EXERCISE DIRECTIONS.
Pull out every line of the listing below where "курсе" appears.
─── RECORDS SHOWN
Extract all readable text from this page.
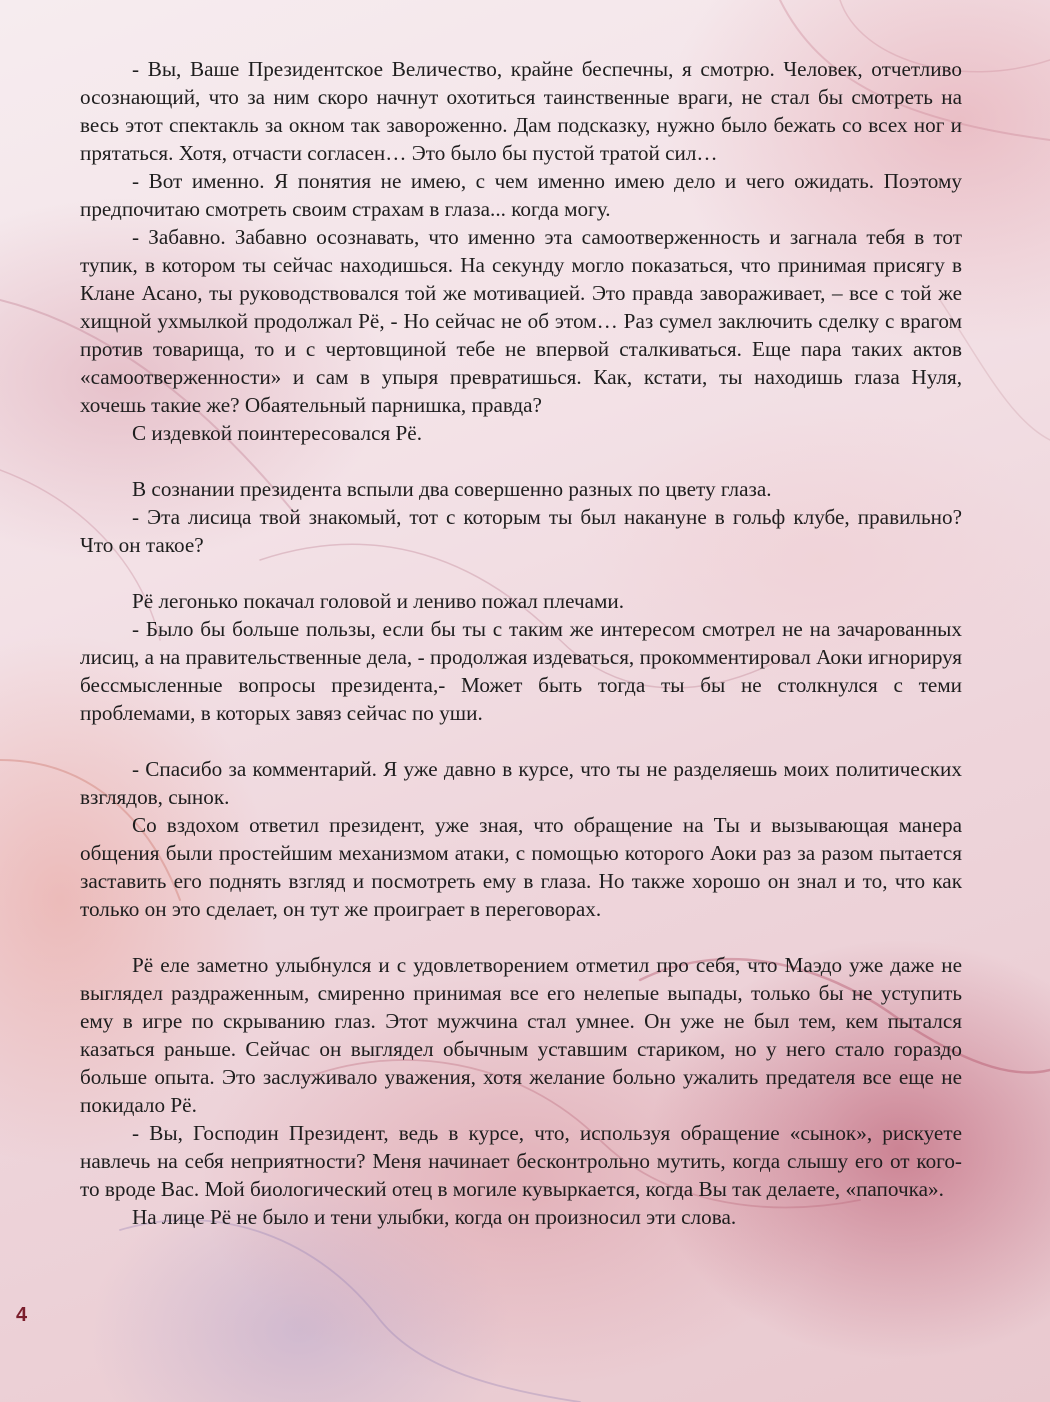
- Вы, Ваше Президентское Величество, крайне беспечны, я смотрю. Человек, отчетливо осознающий, что за ним скоро начнут охотиться таинственные враги, не стал бы смотреть на весь этот спектакль за окном так завороженно. Дам подсказку, нужно было бежать со всех ног и прятаться. Хотя, отчасти согласен… Это было бы пустой тратой сил…

- Вот именно. Я понятия не имею, с чем именно имею дело и чего ожидать. Поэтому предпочитаю смотреть своим страхам в глаза... когда могу.

- Забавно. Забавно осознавать, что именно эта самоотверженность и загнала тебя в тот тупик, в котором ты сейчас находишься. На секунду могло показаться, что принимая присягу в Клане Асано, ты руководствовался той же мотивацией. Это правда завораживает, – все с той же хищной ухмылкой продолжал Рё, - Но сейчас не об этом… Раз сумел заключить сделку с врагом против товарища, то и с чертовщиной тебе не впервой сталкиваться. Еще пара таких актов «самоотверженности» и сам в упыря превратишься. Как, кстати, ты находишь глаза Нуля, хочешь такие же? Обаятельный парнишка, правда?

С издевкой поинтересовался Рё.

В сознании президента вспыли два совершенно разных по цвету глаза.

- Эта лисица твой знакомый, тот с которым ты был накануне в гольф клубе, правильно? Что он такое?

Рё легонько покачал головой и лениво пожал плечами.

- Было бы больше пользы, если бы ты с таким же интересом смотрел не на зачарованных лисиц, а на правительственные дела, - продолжая издеваться, прокомментировал Аоки игнорируя бессмысленные вопросы президента,- Может быть тогда ты бы не столкнулся с теми проблемами, в которых завяз сейчас по уши.

- Спасибо за комментарий. Я уже давно в курсе, что ты не разделяешь моих политических взглядов, сынок.

Со вздохом ответил президент, уже зная, что обращение на Ты и вызывающая манера общения были простейшим механизмом атаки, с помощью которого Аоки раз за разом пытается заставить его поднять взгляд и посмотреть ему в глаза. Но также хорошо он знал и то, что как только он это сделает, он тут же проиграет в переговорах.

Рё еле заметно улыбнулся и с удовлетворением отметил про себя, что Маэдо уже даже не выглядел раздраженным, смиренно принимая все его нелепые выпады, только бы не уступить ему в игре по скрыванию глаз. Этот мужчина стал умнее. Он уже не был тем, кем пытался казаться раньше. Сейчас он выглядел обычным уставшим стариком, но у него стало гораздо больше опыта. Это заслуживало уважения, хотя желание больно ужалить предателя все еще не покидало Рё.

- Вы, Господин Президент, ведь в курсе, что, используя обращение «сынок», рискуете навлечь на себя неприятности? Меня начинает бесконтрольно мутить, когда слышу его от кого-то вроде Вас. Мой биологический отец в могиле кувыркается, когда Вы так делаете, «папочка».

На лице Рё не было и тени улыбки, когда он произносил эти слова.

4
──────
RESPONSE.
- Спасибо за комментарий. Я уже давно в курсе, что ты не разделяешь моих политических взглядов, сынок.
- Вы, Господин Президент, ведь в курсе, что, используя обращение «сынок», рискуете навлечь на себя неприятности? Меня начинает бесконтрольно мутить, когда слышу его от кого-то вроде Вас. Мой биологический отец в могиле кувыркается, когда Вы так делаете, «папочка».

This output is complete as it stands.